Entries:
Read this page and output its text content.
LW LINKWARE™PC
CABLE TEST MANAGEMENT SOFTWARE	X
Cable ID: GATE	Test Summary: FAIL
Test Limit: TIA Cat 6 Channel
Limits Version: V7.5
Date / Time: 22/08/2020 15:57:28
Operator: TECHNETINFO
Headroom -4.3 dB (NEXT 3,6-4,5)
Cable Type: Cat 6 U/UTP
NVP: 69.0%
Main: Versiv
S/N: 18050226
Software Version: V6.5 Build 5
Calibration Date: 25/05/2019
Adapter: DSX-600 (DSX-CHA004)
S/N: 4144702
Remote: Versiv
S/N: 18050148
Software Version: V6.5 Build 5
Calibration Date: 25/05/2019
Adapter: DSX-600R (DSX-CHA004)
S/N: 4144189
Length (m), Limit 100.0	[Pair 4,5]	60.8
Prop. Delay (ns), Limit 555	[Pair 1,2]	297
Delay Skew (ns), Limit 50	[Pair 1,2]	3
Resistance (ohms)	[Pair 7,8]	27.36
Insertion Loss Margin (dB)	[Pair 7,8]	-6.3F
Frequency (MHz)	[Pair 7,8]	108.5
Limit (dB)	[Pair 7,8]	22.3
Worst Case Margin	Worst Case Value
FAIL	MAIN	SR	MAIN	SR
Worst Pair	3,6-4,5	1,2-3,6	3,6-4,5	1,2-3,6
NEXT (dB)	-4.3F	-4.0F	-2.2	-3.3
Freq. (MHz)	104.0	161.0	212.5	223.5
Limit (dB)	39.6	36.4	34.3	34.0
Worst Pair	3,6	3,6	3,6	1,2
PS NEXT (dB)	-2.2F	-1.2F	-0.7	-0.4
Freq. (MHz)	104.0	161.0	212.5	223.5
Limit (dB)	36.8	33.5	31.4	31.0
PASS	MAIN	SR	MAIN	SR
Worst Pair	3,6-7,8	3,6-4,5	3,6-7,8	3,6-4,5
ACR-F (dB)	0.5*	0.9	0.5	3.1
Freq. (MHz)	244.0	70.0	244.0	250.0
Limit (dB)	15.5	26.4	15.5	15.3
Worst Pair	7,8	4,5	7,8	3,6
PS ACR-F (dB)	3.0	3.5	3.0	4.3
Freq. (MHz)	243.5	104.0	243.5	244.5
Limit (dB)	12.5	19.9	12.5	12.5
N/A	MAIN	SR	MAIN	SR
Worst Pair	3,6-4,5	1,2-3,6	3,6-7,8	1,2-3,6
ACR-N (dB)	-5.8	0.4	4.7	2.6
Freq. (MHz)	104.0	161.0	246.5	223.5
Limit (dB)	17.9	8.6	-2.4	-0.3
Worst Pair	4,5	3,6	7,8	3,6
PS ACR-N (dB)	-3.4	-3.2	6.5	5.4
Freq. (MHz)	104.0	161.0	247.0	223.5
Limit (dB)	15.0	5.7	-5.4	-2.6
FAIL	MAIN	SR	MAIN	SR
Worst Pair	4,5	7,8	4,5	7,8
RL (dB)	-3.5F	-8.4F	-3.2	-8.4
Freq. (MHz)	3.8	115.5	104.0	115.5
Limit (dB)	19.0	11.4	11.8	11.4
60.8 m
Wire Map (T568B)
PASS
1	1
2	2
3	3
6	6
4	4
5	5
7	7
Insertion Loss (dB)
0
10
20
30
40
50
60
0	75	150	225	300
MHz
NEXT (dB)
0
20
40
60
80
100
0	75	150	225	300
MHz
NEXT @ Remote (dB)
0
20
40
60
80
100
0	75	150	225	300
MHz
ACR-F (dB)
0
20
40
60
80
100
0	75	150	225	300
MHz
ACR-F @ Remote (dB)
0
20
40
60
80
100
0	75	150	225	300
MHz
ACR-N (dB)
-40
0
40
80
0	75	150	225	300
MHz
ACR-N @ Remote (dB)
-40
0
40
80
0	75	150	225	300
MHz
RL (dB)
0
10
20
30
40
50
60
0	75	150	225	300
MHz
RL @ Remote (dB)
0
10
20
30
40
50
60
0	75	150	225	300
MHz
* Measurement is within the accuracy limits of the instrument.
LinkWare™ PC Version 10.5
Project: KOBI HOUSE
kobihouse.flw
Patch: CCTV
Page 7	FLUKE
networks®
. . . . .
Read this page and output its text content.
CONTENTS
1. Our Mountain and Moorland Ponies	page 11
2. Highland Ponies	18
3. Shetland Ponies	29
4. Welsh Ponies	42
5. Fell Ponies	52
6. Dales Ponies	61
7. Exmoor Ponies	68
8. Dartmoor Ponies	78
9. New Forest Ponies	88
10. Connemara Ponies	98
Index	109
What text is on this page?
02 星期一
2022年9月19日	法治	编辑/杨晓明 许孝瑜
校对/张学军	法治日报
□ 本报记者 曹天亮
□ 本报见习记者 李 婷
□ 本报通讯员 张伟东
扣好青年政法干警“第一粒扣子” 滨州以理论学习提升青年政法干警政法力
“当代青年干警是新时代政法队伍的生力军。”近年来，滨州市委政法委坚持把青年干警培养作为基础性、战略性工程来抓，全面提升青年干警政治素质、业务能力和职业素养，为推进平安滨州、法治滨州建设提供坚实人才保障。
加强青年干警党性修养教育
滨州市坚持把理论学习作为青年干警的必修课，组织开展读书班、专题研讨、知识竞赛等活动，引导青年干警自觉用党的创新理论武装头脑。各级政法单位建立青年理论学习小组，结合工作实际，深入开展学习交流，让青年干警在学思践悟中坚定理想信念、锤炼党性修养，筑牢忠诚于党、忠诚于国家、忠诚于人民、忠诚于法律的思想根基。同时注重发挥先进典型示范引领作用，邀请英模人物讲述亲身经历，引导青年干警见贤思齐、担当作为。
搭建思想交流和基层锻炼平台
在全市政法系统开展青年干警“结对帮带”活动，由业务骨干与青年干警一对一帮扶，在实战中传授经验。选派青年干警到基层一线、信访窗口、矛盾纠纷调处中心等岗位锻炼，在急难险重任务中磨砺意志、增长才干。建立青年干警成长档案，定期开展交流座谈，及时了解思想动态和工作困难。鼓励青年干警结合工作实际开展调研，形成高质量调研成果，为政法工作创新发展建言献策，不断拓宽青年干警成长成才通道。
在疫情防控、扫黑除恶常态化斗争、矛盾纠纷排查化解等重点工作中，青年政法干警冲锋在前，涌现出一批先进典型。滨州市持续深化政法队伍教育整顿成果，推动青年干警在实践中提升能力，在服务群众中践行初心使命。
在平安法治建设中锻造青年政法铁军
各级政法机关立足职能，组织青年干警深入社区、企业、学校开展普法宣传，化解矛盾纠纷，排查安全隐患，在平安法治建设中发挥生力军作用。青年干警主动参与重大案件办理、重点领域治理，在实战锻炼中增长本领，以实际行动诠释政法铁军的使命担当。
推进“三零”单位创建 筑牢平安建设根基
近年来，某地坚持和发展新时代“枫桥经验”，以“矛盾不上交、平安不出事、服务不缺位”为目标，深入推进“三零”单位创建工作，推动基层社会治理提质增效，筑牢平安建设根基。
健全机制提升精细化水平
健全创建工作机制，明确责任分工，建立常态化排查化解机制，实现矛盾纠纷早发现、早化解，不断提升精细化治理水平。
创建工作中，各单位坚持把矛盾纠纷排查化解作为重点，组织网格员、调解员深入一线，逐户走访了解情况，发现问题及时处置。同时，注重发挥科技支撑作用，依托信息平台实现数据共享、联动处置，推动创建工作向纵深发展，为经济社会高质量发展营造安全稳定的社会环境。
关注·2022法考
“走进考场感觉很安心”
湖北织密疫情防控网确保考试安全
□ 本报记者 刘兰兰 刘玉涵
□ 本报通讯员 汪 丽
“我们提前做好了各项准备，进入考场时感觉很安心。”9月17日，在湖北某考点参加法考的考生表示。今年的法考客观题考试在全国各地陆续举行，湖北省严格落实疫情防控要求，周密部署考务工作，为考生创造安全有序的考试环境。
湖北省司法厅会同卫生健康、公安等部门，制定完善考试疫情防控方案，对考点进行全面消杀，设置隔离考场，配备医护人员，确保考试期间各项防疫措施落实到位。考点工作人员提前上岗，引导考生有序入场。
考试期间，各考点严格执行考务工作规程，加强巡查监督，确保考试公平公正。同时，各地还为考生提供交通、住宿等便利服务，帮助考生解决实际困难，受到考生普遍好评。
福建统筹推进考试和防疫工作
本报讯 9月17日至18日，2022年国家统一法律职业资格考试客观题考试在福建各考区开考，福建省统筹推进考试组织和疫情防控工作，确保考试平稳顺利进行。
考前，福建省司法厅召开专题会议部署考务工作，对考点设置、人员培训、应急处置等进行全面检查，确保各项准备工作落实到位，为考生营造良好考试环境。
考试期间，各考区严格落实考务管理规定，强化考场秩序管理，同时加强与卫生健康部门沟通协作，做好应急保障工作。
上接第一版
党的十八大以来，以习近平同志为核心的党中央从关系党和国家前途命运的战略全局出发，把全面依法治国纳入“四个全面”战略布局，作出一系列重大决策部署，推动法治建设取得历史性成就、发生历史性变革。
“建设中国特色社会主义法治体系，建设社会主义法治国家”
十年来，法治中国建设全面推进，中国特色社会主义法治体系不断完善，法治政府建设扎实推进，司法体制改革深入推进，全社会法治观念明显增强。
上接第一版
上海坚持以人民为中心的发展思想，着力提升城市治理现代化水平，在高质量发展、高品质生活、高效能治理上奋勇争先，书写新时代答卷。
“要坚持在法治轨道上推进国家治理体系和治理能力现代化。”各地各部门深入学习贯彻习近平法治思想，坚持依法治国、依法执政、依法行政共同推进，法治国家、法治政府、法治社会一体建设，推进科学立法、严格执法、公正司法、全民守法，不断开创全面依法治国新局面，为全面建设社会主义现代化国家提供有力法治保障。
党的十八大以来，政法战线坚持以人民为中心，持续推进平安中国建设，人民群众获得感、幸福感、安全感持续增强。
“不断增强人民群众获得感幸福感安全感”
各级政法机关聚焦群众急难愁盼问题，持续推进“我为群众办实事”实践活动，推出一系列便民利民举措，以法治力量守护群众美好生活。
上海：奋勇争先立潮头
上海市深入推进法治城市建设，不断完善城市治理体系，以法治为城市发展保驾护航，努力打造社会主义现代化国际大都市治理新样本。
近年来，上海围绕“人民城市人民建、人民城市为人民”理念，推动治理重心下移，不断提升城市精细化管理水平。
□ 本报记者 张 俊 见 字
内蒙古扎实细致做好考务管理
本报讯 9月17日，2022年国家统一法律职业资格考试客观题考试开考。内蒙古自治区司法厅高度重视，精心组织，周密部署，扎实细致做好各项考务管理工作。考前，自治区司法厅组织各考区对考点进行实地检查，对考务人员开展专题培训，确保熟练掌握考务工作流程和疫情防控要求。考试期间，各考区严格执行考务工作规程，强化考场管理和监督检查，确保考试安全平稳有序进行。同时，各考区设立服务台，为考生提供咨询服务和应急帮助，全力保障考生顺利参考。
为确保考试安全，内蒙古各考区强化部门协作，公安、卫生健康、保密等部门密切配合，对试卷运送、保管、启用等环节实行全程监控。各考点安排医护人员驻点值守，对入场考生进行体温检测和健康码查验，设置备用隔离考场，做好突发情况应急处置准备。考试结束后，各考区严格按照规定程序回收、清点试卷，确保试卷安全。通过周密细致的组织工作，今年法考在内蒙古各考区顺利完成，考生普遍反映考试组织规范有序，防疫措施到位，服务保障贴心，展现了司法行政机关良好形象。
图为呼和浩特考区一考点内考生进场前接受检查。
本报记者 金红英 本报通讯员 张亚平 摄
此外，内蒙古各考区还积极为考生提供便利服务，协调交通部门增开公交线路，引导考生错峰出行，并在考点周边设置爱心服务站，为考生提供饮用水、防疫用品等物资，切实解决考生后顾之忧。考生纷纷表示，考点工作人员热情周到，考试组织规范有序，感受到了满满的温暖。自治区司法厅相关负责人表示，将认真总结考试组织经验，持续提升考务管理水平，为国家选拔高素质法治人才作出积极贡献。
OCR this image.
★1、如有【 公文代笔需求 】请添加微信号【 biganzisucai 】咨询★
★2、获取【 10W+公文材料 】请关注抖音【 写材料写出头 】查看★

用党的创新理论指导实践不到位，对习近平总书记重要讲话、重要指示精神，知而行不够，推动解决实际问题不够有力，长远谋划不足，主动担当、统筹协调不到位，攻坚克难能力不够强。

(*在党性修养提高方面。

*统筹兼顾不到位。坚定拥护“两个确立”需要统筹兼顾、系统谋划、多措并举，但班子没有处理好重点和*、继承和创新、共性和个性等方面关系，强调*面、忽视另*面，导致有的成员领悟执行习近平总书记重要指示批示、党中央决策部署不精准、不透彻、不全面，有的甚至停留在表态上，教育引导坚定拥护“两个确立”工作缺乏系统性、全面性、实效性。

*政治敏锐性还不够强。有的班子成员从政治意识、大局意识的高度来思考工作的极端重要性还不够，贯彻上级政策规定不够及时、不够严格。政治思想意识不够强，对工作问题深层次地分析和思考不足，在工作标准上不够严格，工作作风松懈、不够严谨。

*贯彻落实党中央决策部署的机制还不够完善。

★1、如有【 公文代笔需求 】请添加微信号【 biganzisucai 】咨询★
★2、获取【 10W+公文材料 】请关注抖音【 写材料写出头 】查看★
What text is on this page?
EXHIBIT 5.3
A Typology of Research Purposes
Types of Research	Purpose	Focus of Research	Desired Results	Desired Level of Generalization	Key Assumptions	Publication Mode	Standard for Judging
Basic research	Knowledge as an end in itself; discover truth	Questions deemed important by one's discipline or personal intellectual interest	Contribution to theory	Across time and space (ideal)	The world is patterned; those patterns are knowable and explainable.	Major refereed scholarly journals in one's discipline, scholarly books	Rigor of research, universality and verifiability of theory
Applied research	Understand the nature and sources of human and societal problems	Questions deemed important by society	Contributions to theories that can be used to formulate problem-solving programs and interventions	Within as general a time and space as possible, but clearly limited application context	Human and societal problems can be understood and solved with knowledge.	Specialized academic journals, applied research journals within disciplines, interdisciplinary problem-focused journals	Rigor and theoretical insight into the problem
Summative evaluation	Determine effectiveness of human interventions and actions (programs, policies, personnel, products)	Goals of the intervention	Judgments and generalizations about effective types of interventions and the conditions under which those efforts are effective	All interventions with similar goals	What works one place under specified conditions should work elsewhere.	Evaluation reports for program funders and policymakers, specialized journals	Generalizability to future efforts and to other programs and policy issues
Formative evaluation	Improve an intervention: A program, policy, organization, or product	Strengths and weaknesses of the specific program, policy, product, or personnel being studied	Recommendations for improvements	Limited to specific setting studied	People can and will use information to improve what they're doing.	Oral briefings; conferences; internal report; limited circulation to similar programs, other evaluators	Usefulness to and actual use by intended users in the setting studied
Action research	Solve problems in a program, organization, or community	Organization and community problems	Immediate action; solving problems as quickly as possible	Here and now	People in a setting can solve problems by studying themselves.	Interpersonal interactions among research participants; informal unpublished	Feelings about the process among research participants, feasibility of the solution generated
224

Problem statement:
Tally how many lines in the material above hold the word "Loss". Write only that number.

The result:
2